_COSE DA FARE_
**1)** Per favore, rispondi a queste domande sul brano su Usratuna:
(a) In che anno il Cardinale Parolin ha visitato il Centro Usratuna?
(b) Con quale lingua l'autore ha imparato a comunicare?
(c) Che cosa recita il cartello che accoglie chi entra ad Usratuna?
**2)** Ripeti fedelmente la parte del brano su Usratuna che comincia con le parole "Ho speso molte" e si chiude dopo "e come persone.".

_TESTO CITATO_
—————

Loro tre sono stati una forte leva per il mio ritorno in Sud Sudan, assieme ad una frase che il Cardinale Parolin mi ha detto nel 2022 durante la sua visita al Centro Usratuna. Una frase che mi è rimasta incastonata dentro e che è stata per me guida durante il tempo di permanenza a Juba: “È bello sapere che c’è qualcuno che si prende cura delle persone che curano”. E se è vero che l’incarico che mi era stato assegnato in Italia era quello di insegnare, aiutare a migliorare, "fare qualcosa per", quello che ho trovato è stato uno scambio genuino di crescita personale e professionale.
Ho speso molte ore della mia giornata selezionando contenuti e informazioni che potessero migliorare la qualità dei trattamenti. Ho preparato slide su slide per dare degli strumenti pratici ai logopedisti. Ho messo al servizio i miei anni di formazione e studio. Ho avuto spazio per condividere e confrontarmi su quelle che sono sfide che ci coinvolgono come professionisti sanitari e come persone.
Ma ho anche imparato a comunicare con la lingua dei segni. Ad inventarmi trattamenti in un contesto di povertà di risorse e strumenti specifici. A farmi guidare dai colleghi nel superare la sensazione di impotenza davanti a situazioni di bambini e famiglie che sembrano impossibili da affrontare. A condividere la frustrazione come logopedista nel non avere risposte pronte per ogni bambino che mi si presentava davanti. Ho salutato Usratuna con la consapevolezza tangibile e concreta del fatto che “l’intera squadra genera valore e possibilità nuove”.
Mi viene alla mente un ultimo pensiero, prima di concludere, che trova forma nel verbo “continuare”. Una parola che è nel contempo un insegnamento che mi porto in Italia e un augurio per tutti gli amici, colleghi, collaboratori e volontari che sono passati e che passeranno per Usratuna. Un verbo, 10 lettere…
… per continuare a mantenere un’attenzione costante a questa città e a questo Stato, non solo nei momenti delle grandi emergenze o di straordinarietà. Uno Stato che sta sbocciando, forte della sua vitalità e giovinezza, ma al contempo indebolito dalle tensioni interne frutto della storia recente che si porta alle spalle;
… per continuare a portare una cura quotidiana ad Usratuna, facendo bene il bene. Curando persone, facendo riabilitazione, insegnando, fornendo ausili. Ognuno con la propria competenza e unicità;
… per continuare a progettare e costruire: sognare nuovi orizzonti, dare loro una forma concreta, costruire possibilità, innovandosi e mettendosi in gioco giorno dopo giorno. Ovviamente “Bera, bera! Piano, piano!”;
… per continuare a fare la differenza e lavorare, per creare una migliore qualità di vita per le persone che si affidano al Centro. “For all the children in the world”, come recita il cartello che accoglie tutti coloro che entrano ad Usratuna;
… per continuare a mettere al primo posto la dignità, l’inclusione, l’autonomia, il diritto di crescere di ogni persona.

—————

_MATERIALE ELENCATO_
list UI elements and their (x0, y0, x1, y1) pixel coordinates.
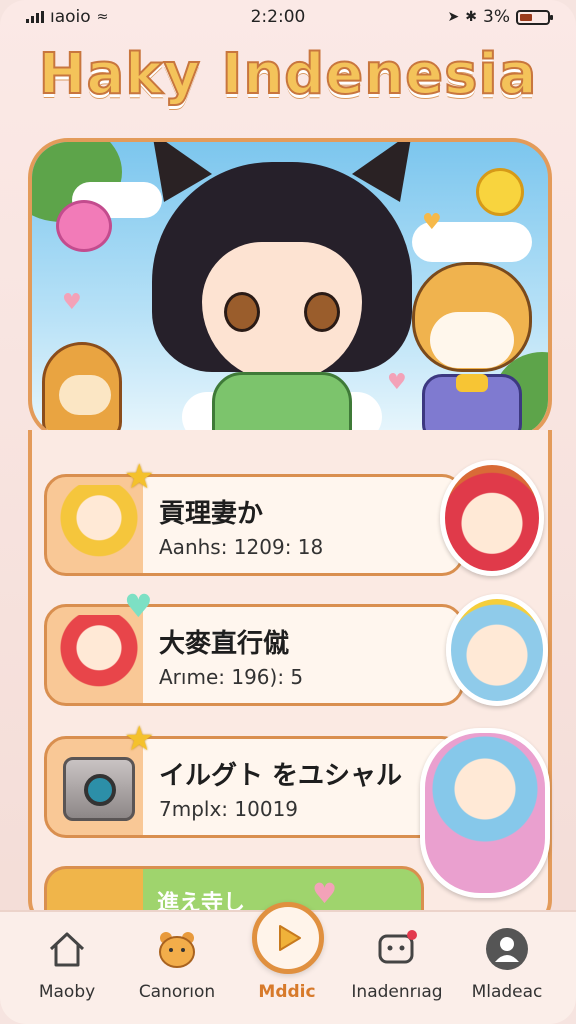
play-button[interactable] (252, 902, 324, 974)
heart-icon: ♥ (124, 587, 153, 625)
card-title: 貢理妻か (159, 499, 264, 529)
status-left: ıaoio ≈ (26, 7, 108, 27)
heart-icon: ♥ (62, 290, 82, 315)
location-icon: ➤ (447, 9, 460, 25)
battery-percent: 3% (483, 7, 510, 27)
character-avatar (59, 485, 139, 567)
bear-icon (154, 926, 200, 972)
chat-bot-icon (374, 926, 420, 972)
card-meta: Arıme: 196): 5 (159, 665, 304, 689)
list-card[interactable]: 大麥直行僦 Arıme: 196): 5 (44, 604, 464, 706)
orange-cat-character (412, 262, 532, 436)
tab-companion[interactable]: Canorıon (122, 926, 232, 1002)
puppy-character (42, 342, 122, 436)
app-title: Haky Indenesia (38, 41, 538, 108)
status-right: ➤ ✱ 3% (447, 7, 553, 27)
tab-label: Inadenrıag (351, 982, 443, 1002)
tab-label: Mddic (258, 982, 316, 1002)
card-meta: Aanhs: 1209: 18 (159, 535, 324, 559)
card-meta: 7mplx: 10019 (159, 797, 299, 821)
tab-label: Canorıon (138, 982, 216, 1002)
blue-hair-girl-sticker (446, 594, 548, 706)
battery-icon (515, 9, 553, 25)
app-screen: ıaoio ≈ 2:2:00 ➤ ✱ 3% Haky Indenesia ♥ ♥… (0, 0, 576, 1024)
tab-messages[interactable]: Inadenrıag (342, 926, 452, 1002)
carrier-label: ıaoio (50, 7, 91, 27)
wifi-icon: ≈ (96, 9, 109, 25)
camera-box-icon (63, 757, 135, 821)
heart-icon: ♥ (312, 877, 338, 910)
tab-label: Maoby (38, 982, 96, 1002)
home-icon (44, 926, 90, 972)
hero-banner[interactable]: ♥ ♥ ♥ (28, 138, 552, 440)
tab-home[interactable]: Maoby (12, 926, 122, 1002)
heart-icon: ♥ (422, 210, 442, 235)
play-icon (279, 925, 301, 951)
pink-creature-icon (56, 200, 112, 252)
status-time: 2:2:00 (250, 7, 306, 27)
tab-label: Mladeac (471, 982, 543, 1002)
character-avatar (59, 615, 139, 697)
red-hair-girl-sticker (440, 460, 544, 576)
signal-icon (26, 11, 44, 23)
tab-profile[interactable]: Mladeac (452, 926, 562, 1002)
cat-girl-character (142, 142, 422, 436)
list-card[interactable]: 貢理妻か Aanhs: 1209: 18 (44, 474, 464, 576)
chick-creature-icon (476, 168, 524, 216)
star-icon: ★ (124, 457, 155, 497)
kimono-girl-sticker (420, 728, 550, 898)
list-card[interactable]: イルグト をユシャル 7mplx: 10019 (44, 736, 464, 838)
status-bar: ıaoio ≈ 2:2:00 ➤ ✱ 3% (0, 0, 576, 34)
bluetooth-icon: ✱ (465, 9, 477, 25)
profile-icon (484, 926, 530, 972)
card-title: イルグト をユシャル (159, 761, 403, 791)
card-title: 大麥直行僦 (159, 629, 290, 659)
star-icon: ★ (124, 719, 155, 759)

—————

_SOLUZIONI DEGLI ESERCIZI_
**1)**
(a) Nel 2022.
(b) Con la lingua dei segni.
(c) "For all the children in the world".

**2)**
Ho speso molte ore della mia giornata selezionando contenuti e informazioni che potessero migliorare la qualità dei trattamenti. Ho preparato slide su slide per dare degli strumenti pratici ai logopedisti. Ho messo al servizio i miei anni di formazione e studio. Ho avuto spazio per condividere e confrontarmi su quelle che sono sfide che ci coinvolgono come professionisti sanitari e come persone.